(Figure dataset records)
** begin **

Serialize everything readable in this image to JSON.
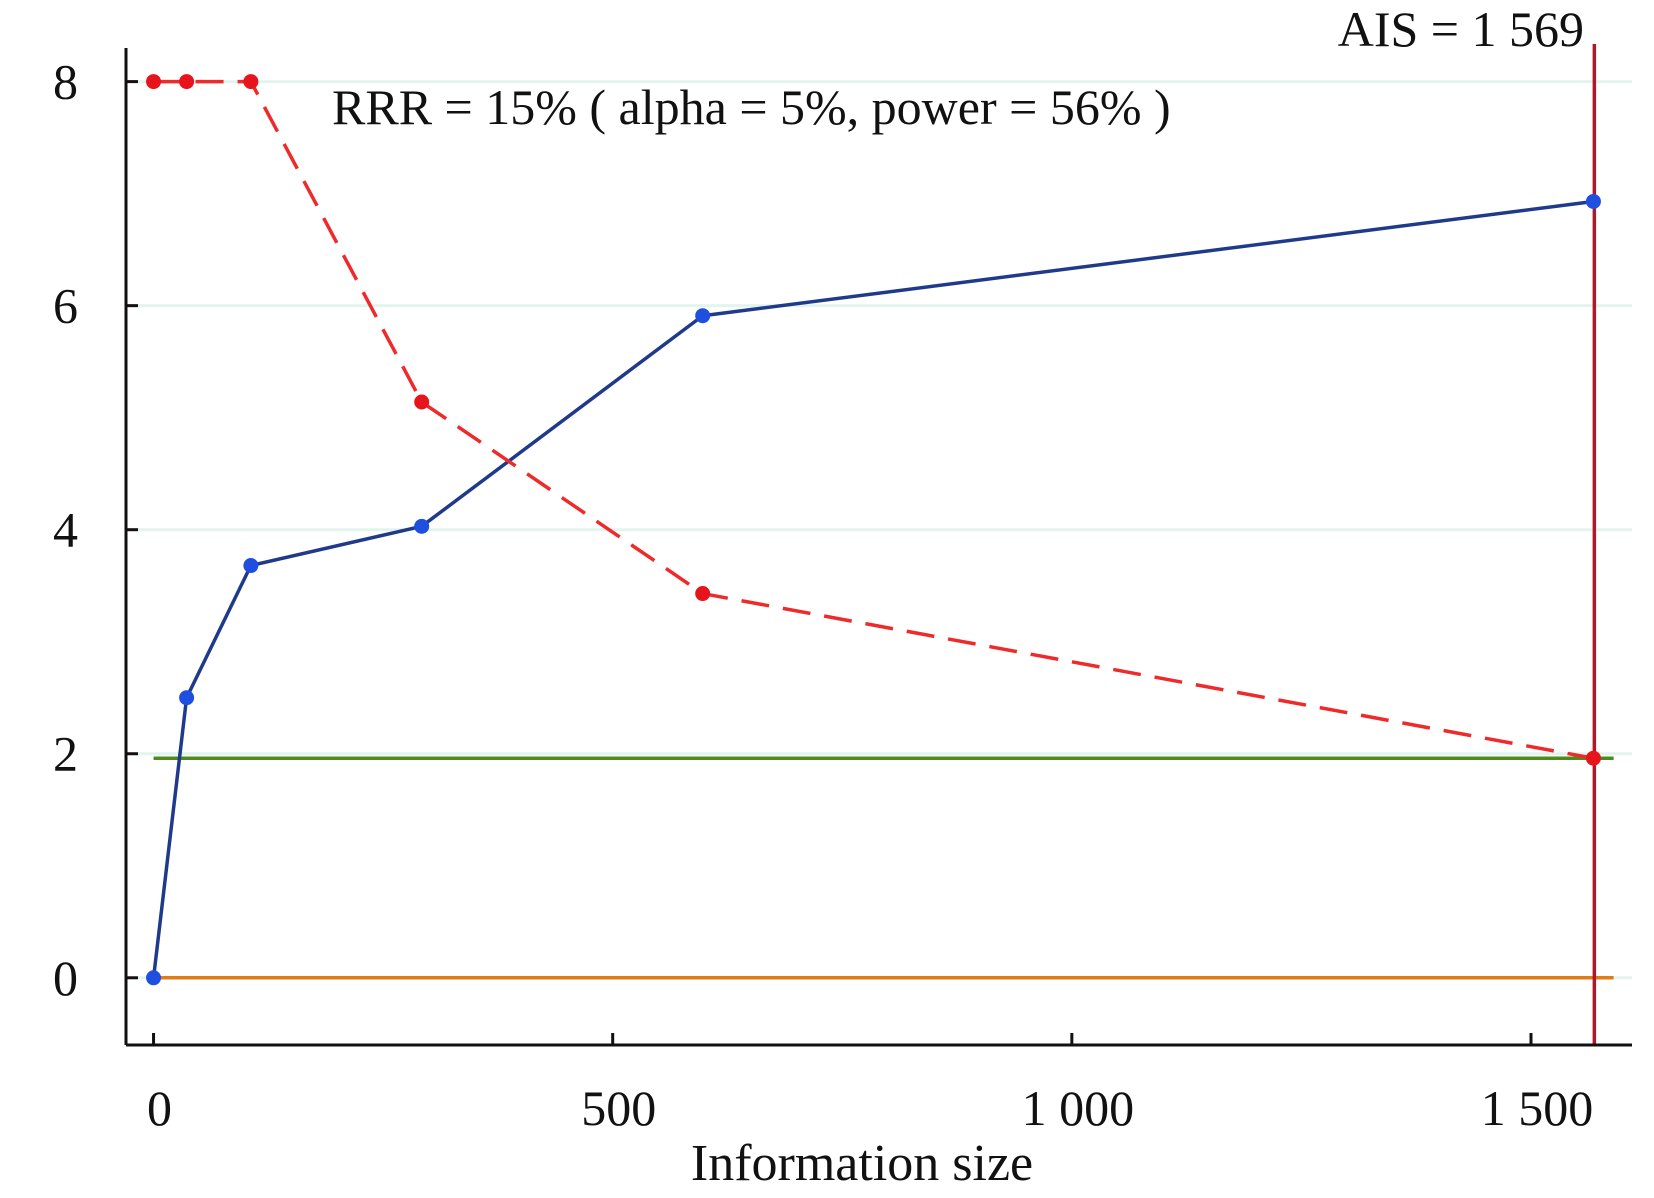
{
  "chart_data": {
    "type": "line",
    "title": "",
    "xlabel": "Information size",
    "ylabel": "",
    "xlim": [
      -30,
      1610
    ],
    "ylim": [
      -0.6,
      8.3
    ],
    "x_ticks": [
      0,
      500,
      1000,
      1500
    ],
    "x_tick_labels": [
      "0",
      "500",
      "1 000",
      "1 500"
    ],
    "y_ticks": [
      0,
      2,
      4,
      6,
      8
    ],
    "y_tick_labels": [
      "0",
      "2",
      "4",
      "6",
      "8"
    ],
    "grid": "horizontal at y ticks, light",
    "legend": "none",
    "series": [
      {
        "style": "solid",
        "color": "#1f3a8a",
        "marker_color": "#1e4fe0",
        "x": [
          0,
          36,
          106,
          292,
          598,
          1568
        ],
        "y": [
          0.0,
          2.5,
          3.68,
          4.03,
          5.91,
          6.93
        ]
      },
      {
        "style": "dashed",
        "color": "#ee2a2a",
        "marker_color": "#e8141c",
        "x": [
          0,
          36,
          106,
          292,
          598,
          1568
        ],
        "y": [
          8.0,
          8.0,
          8.0,
          5.14,
          3.43,
          1.96
        ]
      }
    ],
    "reference_lines": [
      {
        "orientation": "horizontal",
        "value": 1.96,
        "color": "#4e8a1e"
      },
      {
        "orientation": "horizontal",
        "value": 0,
        "color": "#e07b1a"
      },
      {
        "orientation": "vertical",
        "value": 1569,
        "color": "#b0182a"
      }
    ],
    "annotations": {
      "ais_label": "AIS = 1 569",
      "rrr_label": "RRR = 15% ( alpha = 5%, power = 56% )"
    }
  }
}
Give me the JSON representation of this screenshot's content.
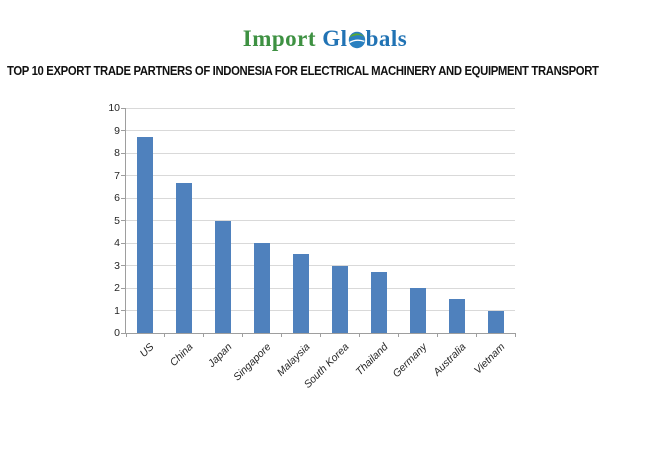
{
  "logo": {
    "part1": "Import",
    "part2": "Gl",
    "part3": "bals",
    "green": "#3e9142",
    "blue": "#2173b4",
    "globe_blue": "#2980c0",
    "globe_green": "#58a832"
  },
  "headline": "TOP 10 EXPORT TRADE PARTNERS OF INDONESIA FOR ELECTRICAL MACHINERY AND EQUIPMENT TRANSPORT",
  "chart_data": {
    "type": "bar",
    "categories": [
      "US",
      "China",
      "Japan",
      "Singapore",
      "Malaysia",
      "South Korea",
      "Thailand",
      "Germany",
      "Australia",
      "Vietnam"
    ],
    "values": [
      8.7,
      6.65,
      5,
      4,
      3.5,
      3,
      2.7,
      2,
      1.5,
      1
    ],
    "title": "",
    "xlabel": "",
    "ylabel": "",
    "ylim": [
      0,
      10
    ],
    "ytick_step": 1,
    "grid": true,
    "legend": false,
    "bar_color": "#4f81bd",
    "gridline_color": "#d9d9d9",
    "axis_color": "#9e9e9e",
    "label_color": "#262626"
  }
}
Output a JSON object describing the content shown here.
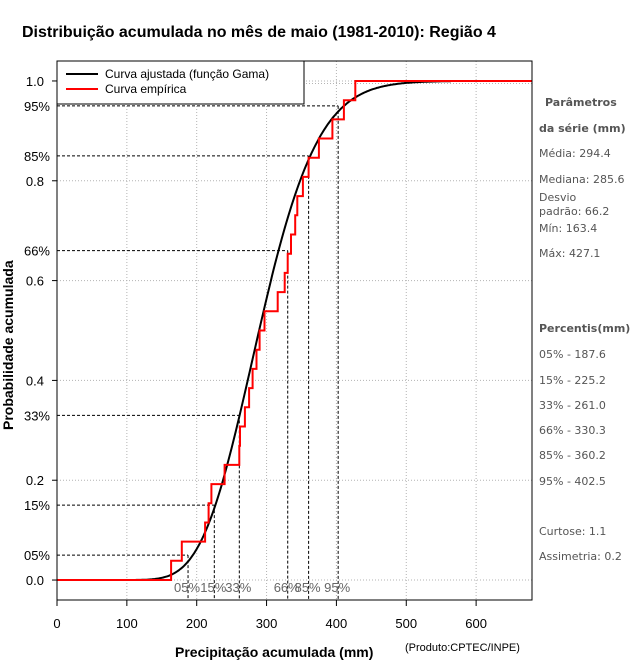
{
  "chart_data": {
    "type": "line",
    "title": "Distribuição acumulada no mês de maio (1981-2010): Região 4",
    "xlabel": "Precipitação acumulada (mm)",
    "ylabel": "Probabilidade acumulada",
    "credit": "(Produto:CPTEC/INPE)",
    "xlim": [
      0,
      680
    ],
    "ylim": [
      -0.04,
      1.04
    ],
    "x_ticks": [
      0,
      100,
      200,
      300,
      400,
      500,
      600
    ],
    "y_ticks": [
      0.0,
      0.2,
      0.4,
      0.6,
      0.8,
      1.0
    ],
    "y_tick_labels": [
      "0.0",
      "0.2",
      "0.4",
      "0.6",
      "0.8",
      "1.0"
    ],
    "grid": true,
    "legend_position": "top-left",
    "gamma_params": {
      "shape": 19.8,
      "scale": 14.86
    },
    "series": [
      {
        "name": "Curva ajustada (função Gama)",
        "color": "#000000",
        "kind": "fitted"
      },
      {
        "name": "Curva empírica",
        "color": "#ff0000",
        "kind": "step",
        "steps_x": [
          163.4,
          178.7,
          212.0,
          217.0,
          221.1,
          240.0,
          261.0,
          262.0,
          269.0,
          275.0,
          280.0,
          285.6,
          290.0,
          297.0,
          316.0,
          326.0,
          330.3,
          335.0,
          341.0,
          344.0,
          352.0,
          360.2,
          375.0,
          394.3,
          410.7,
          427.1
        ]
      }
    ],
    "percentiles": [
      {
        "label": "05%",
        "p": 0.05,
        "x": 187.6
      },
      {
        "label": "15%",
        "p": 0.15,
        "x": 225.2
      },
      {
        "label": "33%",
        "p": 0.33,
        "x": 261.0
      },
      {
        "label": "66%",
        "p": 0.66,
        "x": 330.3
      },
      {
        "label": "85%",
        "p": 0.85,
        "x": 360.2
      },
      {
        "label": "95%",
        "p": 0.95,
        "x": 402.5
      }
    ]
  },
  "sidebar": {
    "params_title_1": "Parâmetros",
    "params_title_2": "da série (mm)",
    "media": "Média: 294.4",
    "mediana": "Mediana: 285.6",
    "desvio_1": "Desvio",
    "desvio_2": "padrão: 66.2",
    "min": "Mín: 163.4",
    "max": "Máx: 427.1",
    "percentis_title": "Percentis(mm)",
    "p05": "05% - 187.6",
    "p15": "15% - 225.2",
    "p33": "33% - 261.0",
    "p66": "66% - 330.3",
    "p85": "85% - 360.2",
    "p95": "95% - 402.5",
    "curtose": "Curtose: 1.1",
    "assimetria": "Assimetria: 0.2"
  }
}
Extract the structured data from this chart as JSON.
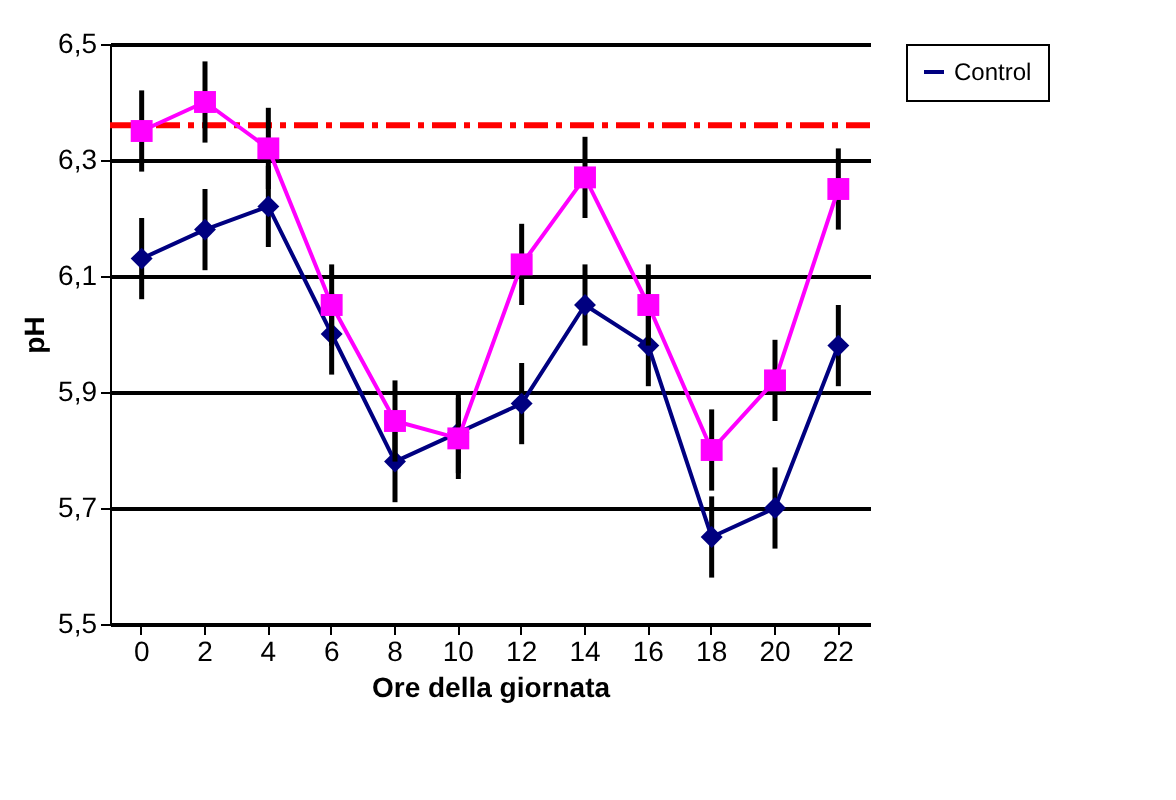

** end **

> **GIVEN PROBLEM**: Look through the records and gather each line with the word "name".

> **RESULT FOR THIS TASK**:
        "name": "Curva ajustada (função Gama)",
        "name": "Curva empírica",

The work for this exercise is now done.